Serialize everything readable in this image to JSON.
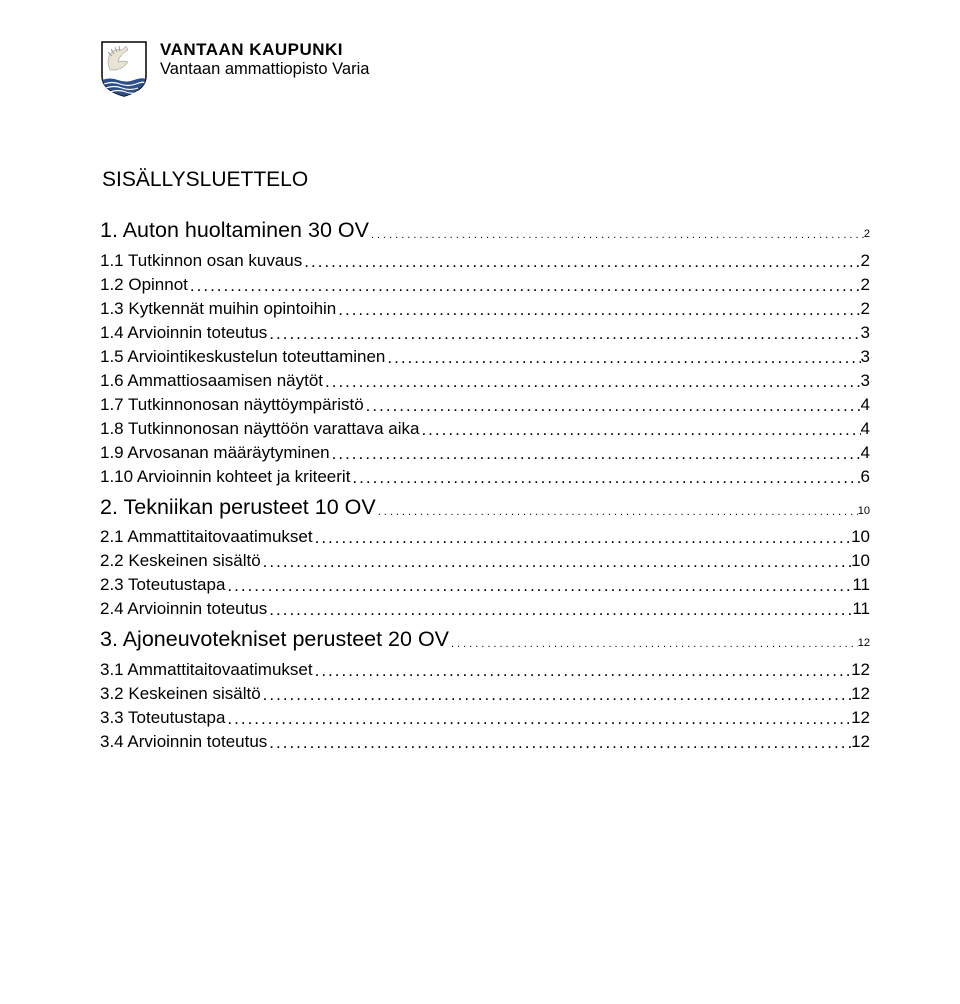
{
  "header": {
    "title": "VANTAAN KAUPUNKI",
    "subtitle": "Vantaan ammattiopisto Varia"
  },
  "toc_title": "SISÄLLYSLUETTELO",
  "entries": [
    {
      "level": 1,
      "label": "1. Auton huoltaminen 30 OV",
      "page": "2"
    },
    {
      "level": 2,
      "label": "1.1 Tutkinnon osan kuvaus",
      "page": "2"
    },
    {
      "level": 2,
      "label": "1.2 Opinnot",
      "page": "2"
    },
    {
      "level": 2,
      "label": "1.3 Kytkennät muihin opintoihin",
      "page": "2"
    },
    {
      "level": 2,
      "label": "1.4 Arvioinnin toteutus",
      "page": "3"
    },
    {
      "level": 2,
      "label": "1.5 Arviointikeskustelun toteuttaminen",
      "page": "3"
    },
    {
      "level": 2,
      "label": "1.6 Ammattiosaamisen näytöt",
      "page": "3"
    },
    {
      "level": 2,
      "label": "1.7 Tutkinnonosan näyttöympäristö",
      "page": "4"
    },
    {
      "level": 2,
      "label": "1.8 Tutkinnonosan näyttöön varattava aika",
      "page": "4"
    },
    {
      "level": 2,
      "label": "1.9 Arvosanan määräytyminen",
      "page": "4"
    },
    {
      "level": 2,
      "label": "1.10 Arvioinnin kohteet ja kriteerit",
      "page": "6"
    },
    {
      "level": 1,
      "label": "2. Tekniikan perusteet 10 OV",
      "page": "10"
    },
    {
      "level": 2,
      "label": "2.1 Ammattitaitovaatimukset",
      "page": "10"
    },
    {
      "level": 2,
      "label": "2.2 Keskeinen sisältö",
      "page": "10"
    },
    {
      "level": 2,
      "label": "2.3 Toteutustapa",
      "page": "11"
    },
    {
      "level": 2,
      "label": "2.4 Arvioinnin toteutus",
      "page": "11"
    },
    {
      "level": 1,
      "label": "3. Ajoneuvotekniset perusteet 20 OV",
      "page": "12"
    },
    {
      "level": 2,
      "label": "3.1 Ammattitaitovaatimukset",
      "page": "12"
    },
    {
      "level": 2,
      "label": "3.2 Keskeinen sisältö",
      "page": "12"
    },
    {
      "level": 2,
      "label": "3.3 Toteutustapa",
      "page": "12"
    },
    {
      "level": 2,
      "label": "3.4 Arvioinnin toteutus",
      "page": "12"
    }
  ],
  "colors": {
    "crest_stroke": "#000000",
    "crest_waves": "#2c4f8a",
    "crest_bird": "#e8e3d3",
    "text": "#000000",
    "background": "#ffffff"
  }
}
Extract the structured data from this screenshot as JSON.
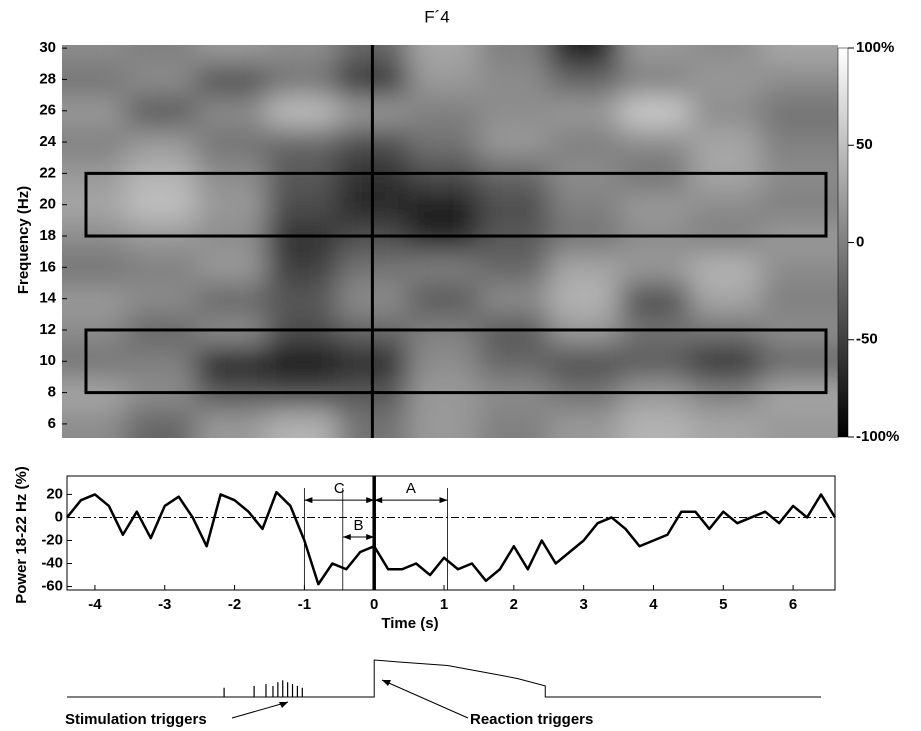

* GOAL *
Give all the lines above again, character for character, without pictures.

* THE ANSWER *
Serialize everything readable in this image to JSON.
{
  "header": {
    "title": "VANTAAN KAUPUNKI",
    "subtitle": "Vantaan ammattiopisto Varia"
  },
  "toc_title": "SISÄLLYSLUETTELO",
  "entries": [
    {
      "level": 1,
      "label": "1. Auton huoltaminen 30 OV",
      "page": "2"
    },
    {
      "level": 2,
      "label": "1.1 Tutkinnon osan kuvaus",
      "page": "2"
    },
    {
      "level": 2,
      "label": "1.2 Opinnot",
      "page": "2"
    },
    {
      "level": 2,
      "label": "1.3 Kytkennät muihin opintoihin",
      "page": "2"
    },
    {
      "level": 2,
      "label": "1.4 Arvioinnin toteutus",
      "page": "3"
    },
    {
      "level": 2,
      "label": "1.5 Arviointikeskustelun toteuttaminen",
      "page": "3"
    },
    {
      "level": 2,
      "label": "1.6 Ammattiosaamisen näytöt",
      "page": "3"
    },
    {
      "level": 2,
      "label": "1.7 Tutkinnonosan näyttöympäristö",
      "page": "4"
    },
    {
      "level": 2,
      "label": "1.8 Tutkinnonosan näyttöön varattava aika",
      "page": "4"
    },
    {
      "level": 2,
      "label": "1.9 Arvosanan määräytyminen",
      "page": "4"
    },
    {
      "level": 2,
      "label": "1.10 Arvioinnin kohteet ja kriteerit",
      "page": "6"
    },
    {
      "level": 1,
      "label": "2. Tekniikan perusteet 10 OV",
      "page": "10"
    },
    {
      "level": 2,
      "label": "2.1 Ammattitaitovaatimukset",
      "page": "10"
    },
    {
      "level": 2,
      "label": "2.2 Keskeinen sisältö",
      "page": "10"
    },
    {
      "level": 2,
      "label": "2.3 Toteutustapa",
      "page": "11"
    },
    {
      "level": 2,
      "label": "2.4 Arvioinnin toteutus",
      "page": "11"
    },
    {
      "level": 1,
      "label": "3. Ajoneuvotekniset perusteet 20 OV",
      "page": "12"
    },
    {
      "level": 2,
      "label": "3.1 Ammattitaitovaatimukset",
      "page": "12"
    },
    {
      "level": 2,
      "label": "3.2 Keskeinen sisältö",
      "page": "12"
    },
    {
      "level": 2,
      "label": "3.3 Toteutustapa",
      "page": "12"
    },
    {
      "level": 2,
      "label": "3.4 Arvioinnin toteutus",
      "page": "12"
    }
  ],
  "colors": {
    "crest_stroke": "#000000",
    "crest_waves": "#2c4f8a",
    "crest_bird": "#e8e3d3",
    "text": "#000000",
    "background": "#ffffff"
  }
}
Extract the structured data from this screenshot as JSON.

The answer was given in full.